**Aim of the task**
Scan the data below. Pull out each line where "đánh" occurs.

[Stored data entries]
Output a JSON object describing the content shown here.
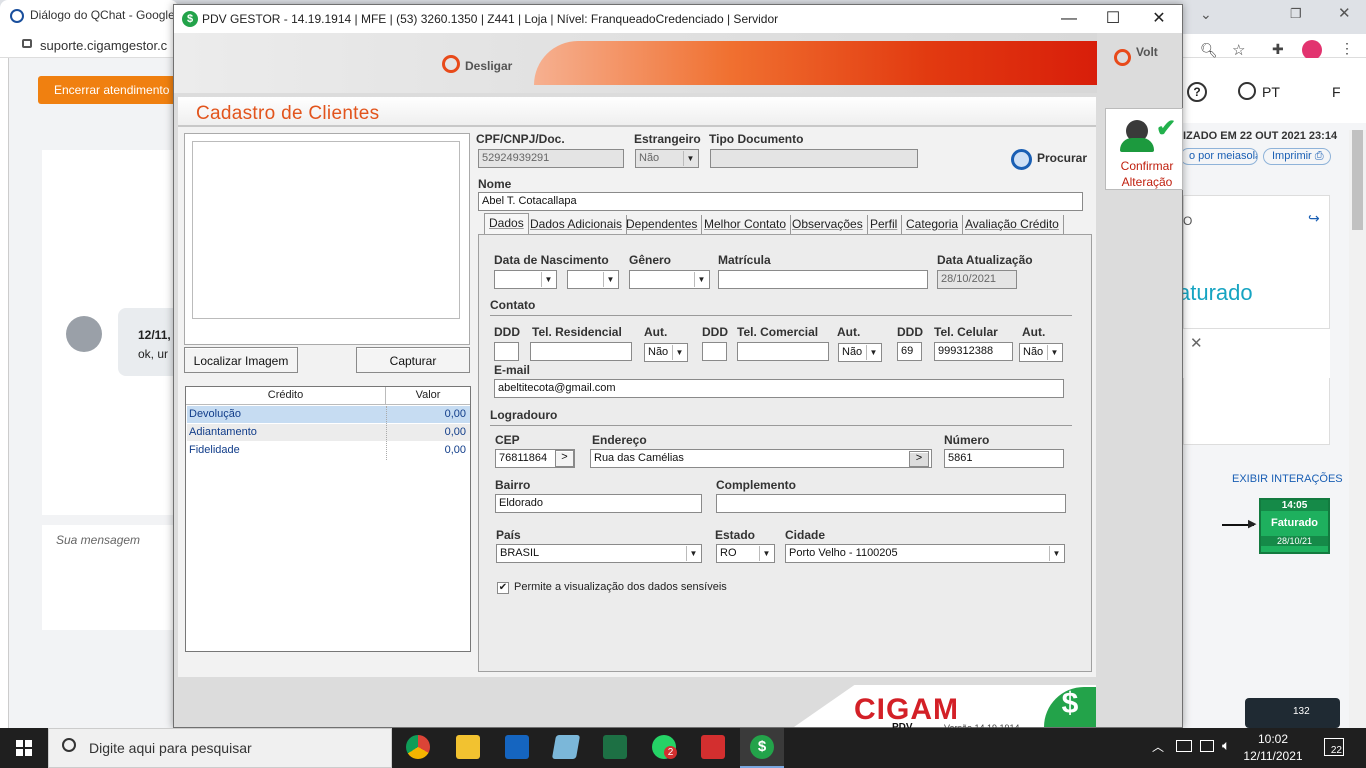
{
  "browser": {
    "tab_title": "Diálogo do QChat - Google",
    "url": "suporte.cigamgestor.c",
    "end_button": "Encerrar atendimento",
    "chat_time": "12/11,",
    "chat_text": "ok, ur",
    "message_placeholder": "Sua mensagem",
    "right_status": "IZADO EM 22 OUT 2021 23:14",
    "right_link": "o por meiasola",
    "right_print": "Imprimir",
    "right_lang": "PT",
    "right_user": "F",
    "faturado_big": "aturado",
    "exibir": "EXIBIR INTERAÇÕES",
    "card_faturado": "Faturado",
    "card_time": "14:05",
    "card_date": "28/10/21",
    "card_short": "O",
    "notif_count": "132"
  },
  "window": {
    "title": "PDV GESTOR - 14.19.1914  |  MFE  |  (53) 3260.1350  |  Z441  |  Loja  |  Nível: FranqueadoCredenciado  |  Servidor",
    "app_icon": "$",
    "minimize": "—",
    "maximize": "☐",
    "close": "✕"
  },
  "toolbar": {
    "desligar": "Desligar",
    "voltar": "Volt",
    "confirmar": "Confirmar Alteração"
  },
  "form": {
    "title": "Cadastro de Clientes",
    "localizar": "Localizar Imagem",
    "capturar": "Capturar",
    "credit_headers": [
      "Crédito",
      "Valor"
    ],
    "credits": [
      {
        "name": "Devolução",
        "value": "0,00"
      },
      {
        "name": "Adiantamento",
        "value": "0,00"
      },
      {
        "name": "Fidelidade",
        "value": "0,00"
      }
    ],
    "cpf_label": "CPF/CNPJ/Doc.",
    "cpf_value": "52924939291",
    "estrangeiro_label": "Estrangeiro",
    "estrangeiro_value": "Não",
    "tipo_doc_label": "Tipo Documento",
    "tipo_doc_value": "",
    "procurar": "Procurar",
    "nome_label": "Nome",
    "nome_value": "Abel T. Cotacallapa",
    "tabs": [
      "Dados",
      "Dados Adicionais",
      "Dependentes",
      "Melhor Contato",
      "Observações",
      "Perfil",
      "Categoria",
      "Avaliação Crédito"
    ],
    "data_nasc_label": "Data de Nascimento",
    "genero_label": "Gênero",
    "matricula_label": "Matrícula",
    "data_atual_label": "Data Atualização",
    "data_atual_value": "28/10/2021",
    "contato_label": "Contato",
    "ddd_label": "DDD",
    "tel_res_label": "Tel. Residencial",
    "aut_label": "Aut.",
    "tel_com_label": "Tel. Comercial",
    "tel_cel_label": "Tel. Celular",
    "aut_res": "Não",
    "aut_com": "Não",
    "aut_cel": "Não",
    "ddd_cel": "69",
    "tel_cel": "999312388",
    "email_label": "E-mail",
    "email_value": "abeltitecota@gmail.com",
    "logradouro_label": "Logradouro",
    "cep_label": "CEP",
    "cep_value": "76811864",
    "cep_btn": ">",
    "endereco_label": "Endereço",
    "endereco_value": "Rua das Camélias",
    "end_btn": ">",
    "numero_label": "Número",
    "numero_value": "5861",
    "bairro_label": "Bairro",
    "bairro_value": "Eldorado",
    "complemento_label": "Complemento",
    "complemento_value": "",
    "pais_label": "País",
    "pais_value": "BRASIL",
    "estado_label": "Estado",
    "estado_value": "RO",
    "cidade_label": "Cidade",
    "cidade_value": "Porto Velho - 1100205",
    "sensiveis_label": "Permite a visualização dos dados sensíveis",
    "sensiveis_checked": "✔"
  },
  "branding": {
    "logo": "CIGAM",
    "version": "Versão 14.19.1914",
    "pdv": "PDV",
    "dollar": "$"
  },
  "taskbar": {
    "search": "Digite aqui para pesquisar",
    "time": "10:02",
    "date": "12/11/2021",
    "notifications": "22",
    "whatsapp_badge": "2"
  }
}
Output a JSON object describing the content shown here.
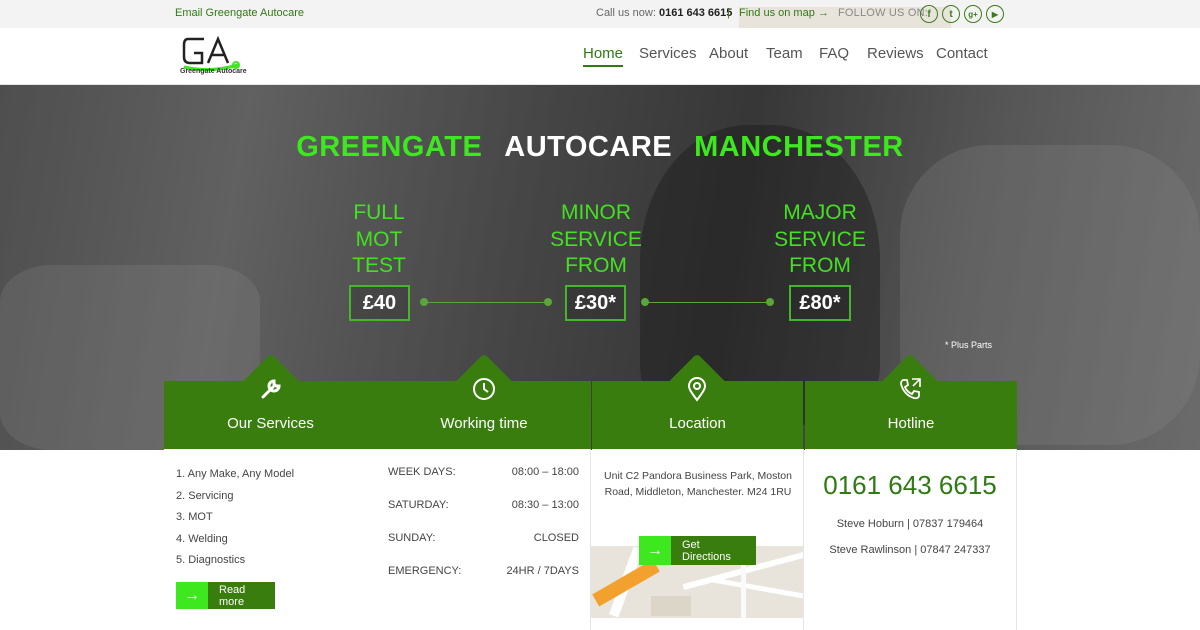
{
  "topbar": {
    "email_label": "Email Greengate Autocare",
    "call_prefix": "Call us now:",
    "call_number": "0161 643 6615",
    "separator": "|",
    "find_map": "Find us on map →",
    "follow_label": "FOLLOW US ON:",
    "social": [
      {
        "name": "facebook",
        "glyph": "f"
      },
      {
        "name": "twitter",
        "glyph": "t"
      },
      {
        "name": "google-plus",
        "glyph": "g+"
      },
      {
        "name": "youtube",
        "glyph": "▶"
      }
    ]
  },
  "header": {
    "logo_text": "Greengate Autocare",
    "nav": [
      {
        "label": "Home",
        "active": true
      },
      {
        "label": "Services"
      },
      {
        "label": "About"
      },
      {
        "label": "Team"
      },
      {
        "label": "FAQ"
      },
      {
        "label": "Reviews"
      },
      {
        "label": "Contact"
      }
    ]
  },
  "hero": {
    "title_left": "GREENGATE",
    "title_mid": "AUTOCARE",
    "title_right": "MANCHESTER",
    "offers": [
      {
        "line1": "FULL",
        "line2": "MOT",
        "line3": "TEST",
        "price": "£40"
      },
      {
        "line1": "MINOR",
        "line2": "SERVICE",
        "line3": "FROM",
        "price": "£30*"
      },
      {
        "line1": "MAJOR",
        "line2": "SERVICE",
        "line3": "FROM",
        "price": "£80*"
      }
    ],
    "plus_parts": "* Plus Parts"
  },
  "features": {
    "services": {
      "title": "Our Services",
      "icon": "wrench-icon",
      "items": [
        "1.  Any Make, Any Model",
        "2.  Servicing",
        "3.  MOT",
        "4.  Welding",
        "5.  Diagnostics"
      ],
      "button": "Read more"
    },
    "working": {
      "title": "Working time",
      "icon": "clock-icon",
      "rows": [
        {
          "day": "WEEK DAYS:",
          "hours": "08:00 – 18:00"
        },
        {
          "day": "SATURDAY:",
          "hours": "08:30 – 13:00"
        },
        {
          "day": "SUNDAY:",
          "hours": "CLOSED"
        },
        {
          "day": "EMERGENCY:",
          "hours": "24HR / 7DAYS"
        }
      ]
    },
    "location": {
      "title": "Location",
      "icon": "map-pin-icon",
      "address_line1": "Unit C2 Pandora Business Park, Moston",
      "address_line2": "Road, Middleton, Manchester. M24 1RU",
      "button": "Get Directions"
    },
    "hotline": {
      "title": "Hotline",
      "icon": "phone-icon",
      "number": "0161 643 6615",
      "contacts": [
        "Steve Hoburn | 07837 179464",
        "Steve Rawlinson | 07847 247337"
      ]
    }
  },
  "colors": {
    "brand_green": "#3a7d0f",
    "accent_green": "#3ee81f",
    "text_green": "#2f7a12"
  }
}
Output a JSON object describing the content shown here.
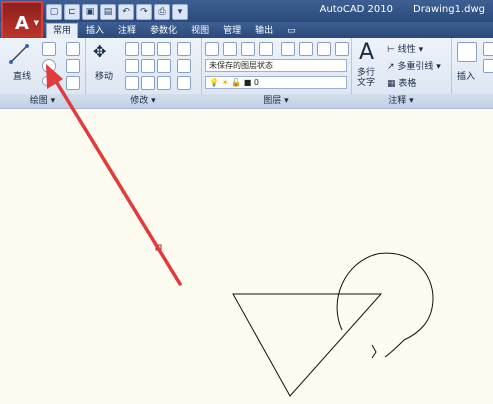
{
  "window": {
    "app_name": "AutoCAD 2010",
    "doc_name": "Drawing1.dwg"
  },
  "app_button": {
    "logo": "A"
  },
  "tabs": [
    "常用",
    "插入",
    "注释",
    "参数化",
    "视图",
    "管理",
    "输出"
  ],
  "panels": {
    "draw": {
      "label": "绘图",
      "line_label": "直线"
    },
    "modify": {
      "label": "修改",
      "move_label": "移动"
    },
    "layers": {
      "label": "图层",
      "layer_state": "未保存的图层状态",
      "current_layer": "0"
    },
    "annotation": {
      "label": "注释",
      "mtext_label": "多行文字",
      "linear_label": "线性",
      "multileader_label": "多重引线",
      "table_label": "表格"
    },
    "insert": {
      "label": "插入"
    }
  },
  "colors": {
    "title_bar": "#2b4a7b",
    "highlight_red": "#e23b3b",
    "canvas_bg": "#fefcf0"
  }
}
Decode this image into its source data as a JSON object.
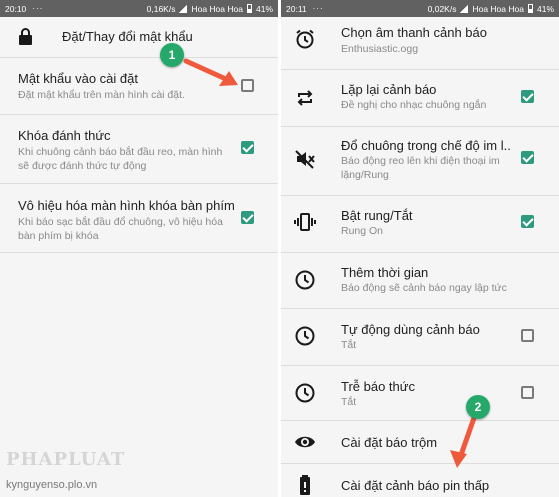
{
  "left_screen": {
    "status_bar": {
      "time": "20:10",
      "net_speed": "0,16K/s",
      "carrier": "Hoa Hoa Hoa",
      "battery": "41%"
    },
    "header": {
      "icon": "lock-icon",
      "title": "Đặt/Thay đổi mật khẩu"
    },
    "items": [
      {
        "title": "Mật khẩu vào cài đặt",
        "subtitle": "Đặt mật khẩu trên màn hình cài đặt.",
        "checked": false
      },
      {
        "title": "Khóa đánh thức",
        "subtitle": "Khi chuông cảnh báo bắt đầu reo, màn hình sẽ được đánh thức tự động",
        "checked": true
      },
      {
        "title": "Vô hiệu hóa màn hình khóa bàn phím",
        "subtitle": "Khi báo sạc bắt đầu đổ chuông, vô hiệu hóa bàn phím bị khóa",
        "checked": true
      }
    ],
    "callout": "1"
  },
  "right_screen": {
    "status_bar": {
      "time": "20:11",
      "net_speed": "0,02K/s",
      "carrier": "Hoa Hoa Hoa",
      "battery": "41%"
    },
    "items": [
      {
        "icon": "alarm-clock-icon",
        "title": "Chọn âm thanh cảnh báo",
        "subtitle": "Enthusiastic.ogg",
        "checkbox": null
      },
      {
        "icon": "repeat-icon",
        "title": "Lặp lại cảnh báo",
        "subtitle": "Đề nghị cho nhạc chuông ngắn",
        "checkbox": true
      },
      {
        "icon": "volume-off-icon",
        "title": "Đổ chuông trong chế độ im l..",
        "subtitle": "Báo động reo lên khi điện thoại im lặng/Rung",
        "checkbox": true
      },
      {
        "icon": "vibrate-icon",
        "title": "Bật rung/Tắt",
        "subtitle": "Rung On",
        "checkbox": true
      },
      {
        "icon": "clock-icon",
        "title": "Thêm thời gian",
        "subtitle": "Báo động sẽ cảnh báo ngay lập tức",
        "checkbox": null
      },
      {
        "icon": "clock-icon",
        "title": "Tự động dùng cảnh báo",
        "subtitle": "Tắt",
        "checkbox": false
      },
      {
        "icon": "clock-icon",
        "title": "Trễ báo thức",
        "subtitle": "Tắt",
        "checkbox": false
      },
      {
        "icon": "eye-icon",
        "title": "Cài đặt báo trộm",
        "subtitle": "",
        "checkbox": null
      },
      {
        "icon": "battery-icon",
        "title": "Cài đặt cảnh báo pin thấp",
        "subtitle": "",
        "checkbox": null
      }
    ],
    "callout": "2"
  },
  "watermark": {
    "logo": "PHAPLUAT",
    "url": "kynguyenso.plo.vn"
  },
  "colors": {
    "accent": "#2e9a80",
    "status_bar": "#616161",
    "callout": "#26a86a",
    "arrow": "#f05a3c",
    "panel_bg": "#f5f5f5"
  }
}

**Finished answer**
        "title": "Khóa đánh thức",
        "subtitle": "Khi chuông cảnh báo bắt đầu reo, màn hình sẽ được đánh thức tự động",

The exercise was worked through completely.